• [Short exercise]: Exclude all pictures, then copy each of the records exactly as written.

• [Input material]:
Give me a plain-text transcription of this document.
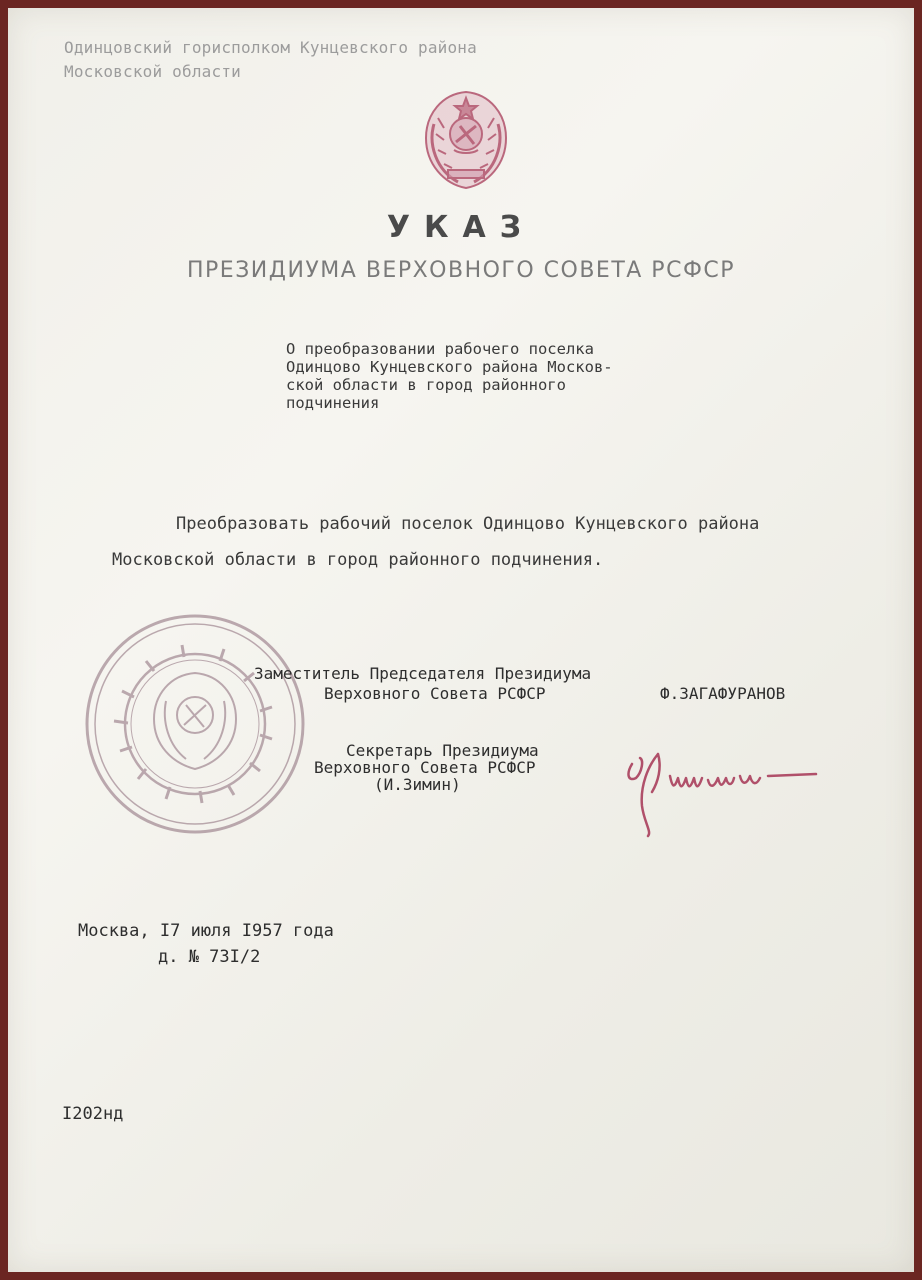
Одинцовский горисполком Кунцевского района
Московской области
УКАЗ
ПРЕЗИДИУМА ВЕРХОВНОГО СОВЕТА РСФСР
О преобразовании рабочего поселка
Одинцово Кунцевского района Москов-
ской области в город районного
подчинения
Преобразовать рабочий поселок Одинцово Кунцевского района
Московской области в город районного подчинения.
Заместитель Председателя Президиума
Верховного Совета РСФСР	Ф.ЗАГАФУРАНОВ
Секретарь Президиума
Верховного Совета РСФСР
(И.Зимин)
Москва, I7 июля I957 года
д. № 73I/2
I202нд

• [Exercise answer]:
Give me a plain-text transcription of this document.
Одинцовский горисполком Кунцевского района
Московской области
УКАЗ
ПРЕЗИДИУМА ВЕРХОВНОГО СОВЕТА РСФСР
О преобразовании рабочего поселка
Одинцово Кунцевского района Москов-
ской области в город районного
подчинения
Преобразовать рабочий поселок Одинцово Кунцевского района
Московской области в город районного подчинения.
Заместитель Председателя Президиума
Верховного Совета РСФСР	Ф.ЗАГАФУРАНОВ
Секретарь Президиума
Верховного Совета РСФСР
(И.Зимин)
Москва, I7 июля I957 года
д. № 73I/2
I202нд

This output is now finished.